• EXERCISE OBJECTIVE: Carry none of the pictures over; set down the material below exactly.

-=-=-=-=-

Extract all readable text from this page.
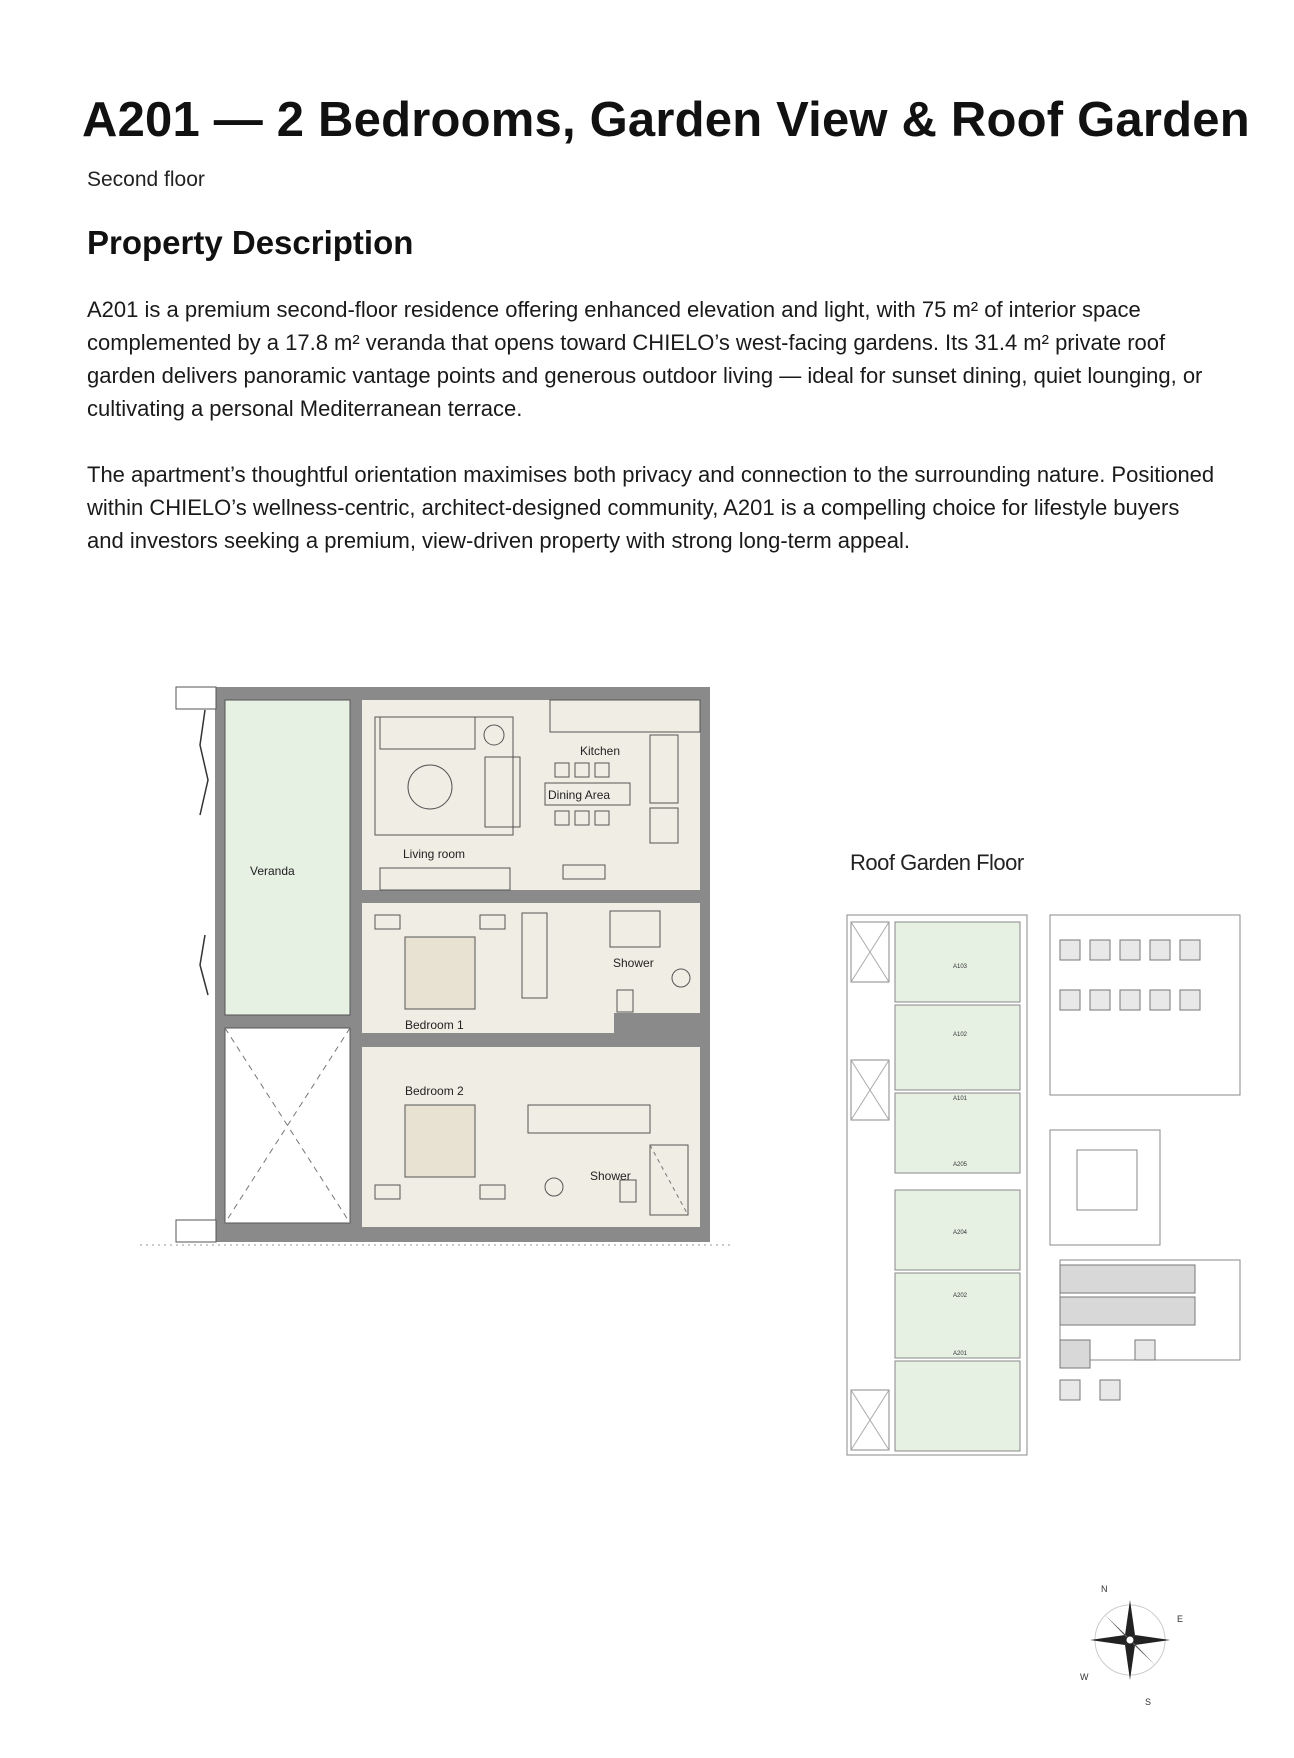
A201 — 2 Bedrooms, Garden View & Roof Garden
Second floor
Property Description

A201 is a premium second-floor residence offering enhanced elevation and light, with 75 m² of interior space complemented by a 17.8 m² veranda that opens toward CHIELO’s west-facing gardens. Its 31.4 m² private roof garden delivers panoramic vantage points and generous outdoor living — ideal for sunset dining, quiet lounging, or cultivating a personal Mediterranean terrace.

The apartment’s thoughtful orientation maximises both privacy and connection to the surrounding nature. Positioned within CHIELO’s wellness-centric, architect-designed community, A201 is a compelling choice for lifestyle buyers and investors seeking a premium, view-driven property with strong long-term appeal.

Veranda
Kitchen
Dining Area
Living room
Shower
Bedroom 1
Bedroom 2
Shower
Roof Garden Floor
A103
A102
A101
A205
A204
A202
A201
N
E
S
W
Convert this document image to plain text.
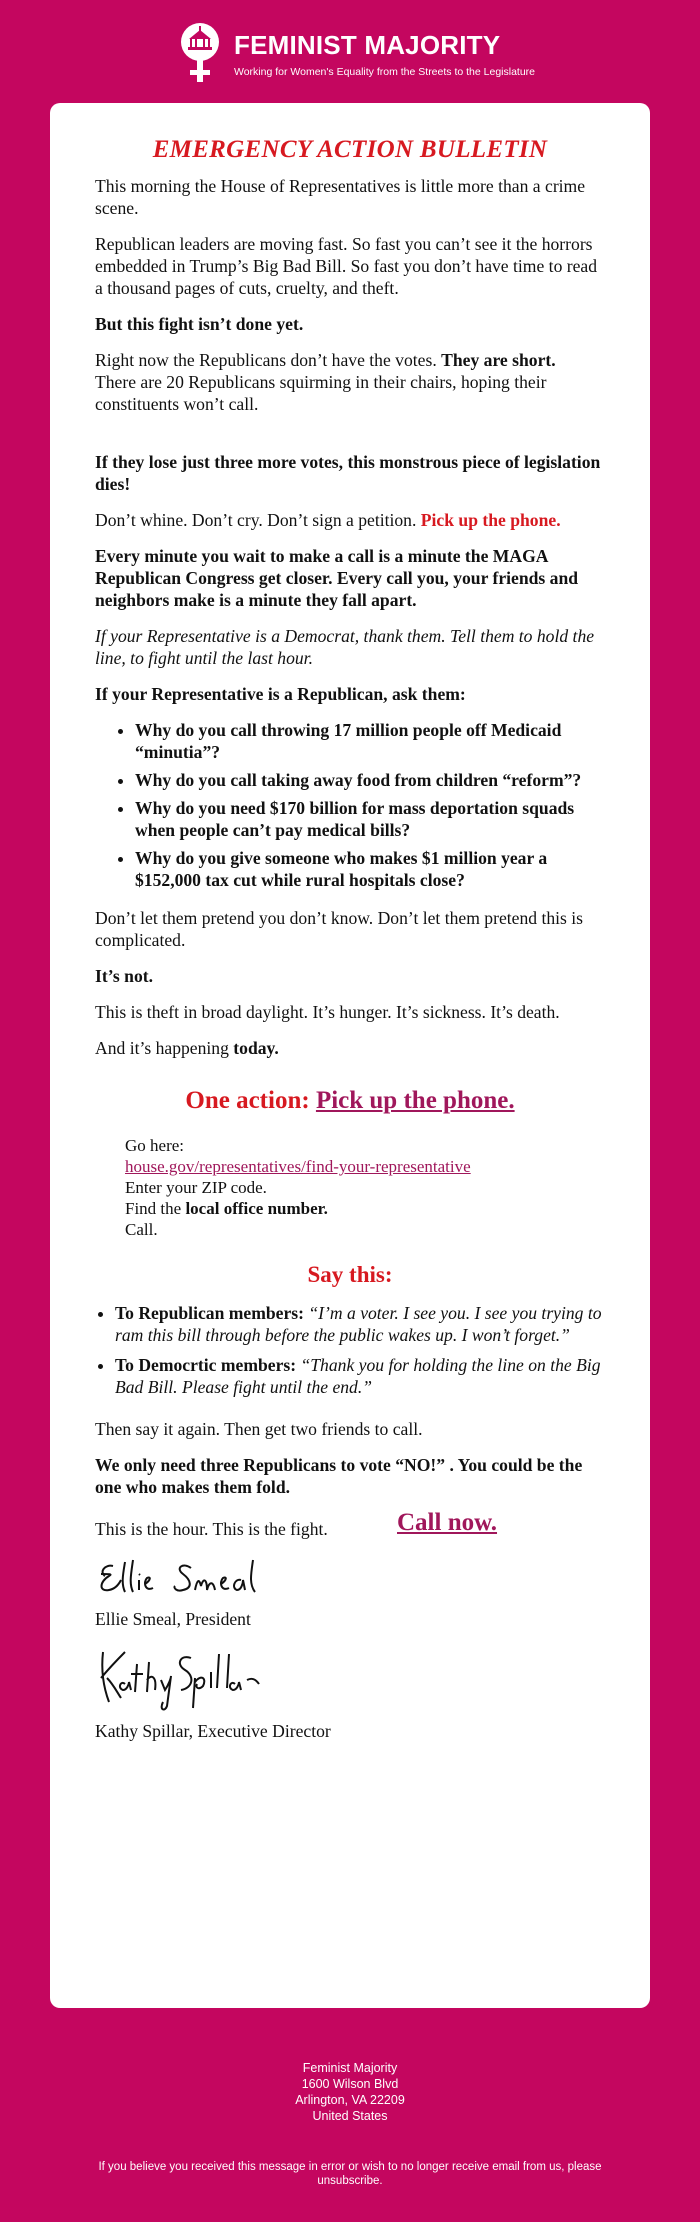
FEMINIST MAJORITY
Working for Women's Equality from the Streets to the Legislature
EMERGENCY ACTION BULLETIN

This morning the House of Representatives is little more than a crime scene.

Republican leaders are moving fast. So fast you can’t see it the horrors embedded in Trump’s Big Bad Bill. So fast you don’t have time to read a thousand pages of cuts, cruelty, and theft.

But this fight isn’t done yet.

Right now the Republicans don’t have the votes. They are short.
There are 20 Republicans squirming in their chairs, hoping their constituents won’t call.

If they lose just three more votes, this monstrous piece of legislation dies!

Don’t whine. Don’t cry. Don’t sign a petition. Pick up the phone.

Every minute you wait to make a call is a minute the MAGA Republican Congress get closer. Every call you, your friends and neighbors make is a minute they fall apart.

If your Representative is a Democrat, thank them. Tell them to hold the line, to fight until the last hour.

If your Representative is a Republican, ask them:

• Why do you call throwing 17 million people off Medicaid “minutia”?
• Why do you call taking away food from children “reform”?
• Why do you need $170 billion for mass deportation squads when people can’t pay medical bills?
• Why do you give someone who makes $1 million year a $152,000 tax cut while rural hospitals close?

Don’t let them pretend you don’t know. Don’t let them pretend this is complicated.

It’s not.

This is theft in broad daylight. It’s hunger. It’s sickness. It’s death.

And it’s happening today.

One action: Pick up the phone.
Go here:
house.gov/representatives/find-your-representative
Enter your ZIP code.
Find the local office number.
Call.
Say this:
• To Republican members: “I’m a voter. I see you. I see you trying to ram this bill through before the public wakes up. I won’t forget.”
• To Democrtic members: “Thank you for holding the line on the Big Bad Bill. Please fight until the end.”

Then say it again. Then get two friends to call.

We only need three Republicans to vote “NO!” . You could be the one who makes them fold.

This is the hour. This is the fight.	Call now.

Ellie Smeal, President

Kathy Spillar, Executive Director

Feminist Majority
1600 Wilson Blvd
Arlington, VA 22209
United States
If you believe you received this message in error or wish to no longer receive email from us, please unsubscribe.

-=-=-=-=-

• SOLUTION:
Extract all readable text from this page.
A201 — 2 Bedrooms, Garden View & Roof Garden
Second floor
Property Description

A201 is a premium second-floor residence offering enhanced elevation and light, with 75 m² of interior space complemented by a 17.8 m² veranda that opens toward CHIELO’s west-facing gardens. Its 31.4 m² private roof garden delivers panoramic vantage points and generous outdoor living — ideal for sunset dining, quiet lounging, or cultivating a personal Mediterranean terrace.

The apartment’s thoughtful orientation maximises both privacy and connection to the surrounding nature. Positioned within CHIELO’s wellness-centric, architect-designed community, A201 is a compelling choice for lifestyle buyers and investors seeking a premium, view-driven property with strong long-term appeal.

Veranda
Kitchen
Dining Area
Living room
Shower
Bedroom 1
Bedroom 2
Shower
Roof Garden Floor
A103
A102
A101
A205
A204
A202
A201
N
E
S
W
Convert this document image to plain text.
FEMINIST MAJORITY
Working for Women's Equality from the Streets to the Legislature
EMERGENCY ACTION BULLETIN

This morning the House of Representatives is little more than a crime scene.

Republican leaders are moving fast. So fast you can’t see it the horrors embedded in Trump’s Big Bad Bill. So fast you don’t have time to read a thousand pages of cuts, cruelty, and theft.

But this fight isn’t done yet.

Right now the Republicans don’t have the votes. They are short.
There are 20 Republicans squirming in their chairs, hoping their constituents won’t call.

If they lose just three more votes, this monstrous piece of legislation dies!

Don’t whine. Don’t cry. Don’t sign a petition. Pick up the phone.

Every minute you wait to make a call is a minute the MAGA Republican Congress get closer. Every call you, your friends and neighbors make is a minute they fall apart.

If your Representative is a Democrat, thank them. Tell them to hold the line, to fight until the last hour.

If your Representative is a Republican, ask them:

• Why do you call throwing 17 million people off Medicaid “minutia”?
• Why do you call taking away food from children “reform”?
• Why do you need $170 billion for mass deportation squads when people can’t pay medical bills?
• Why do you give someone who makes $1 million year a $152,000 tax cut while rural hospitals close?

Don’t let them pretend you don’t know. Don’t let them pretend this is complicated.

It’s not.

This is theft in broad daylight. It’s hunger. It’s sickness. It’s death.

And it’s happening today.

One action: Pick up the phone.
Go here:
house.gov/representatives/find-your-representative
Enter your ZIP code.
Find the local office number.
Call.
Say this:
• To Republican members: “I’m a voter. I see you. I see you trying to ram this bill through before the public wakes up. I won’t forget.”
• To Democrtic members: “Thank you for holding the line on the Big Bad Bill. Please fight until the end.”

Then say it again. Then get two friends to call.

We only need three Republicans to vote “NO!” . You could be the one who makes them fold.

This is the hour. This is the fight.	Call now.

Ellie Smeal, President

Kathy Spillar, Executive Director

Feminist Majority
1600 Wilson Blvd
Arlington, VA 22209
United States
If you believe you received this message in error or wish to no longer receive email from us, please unsubscribe.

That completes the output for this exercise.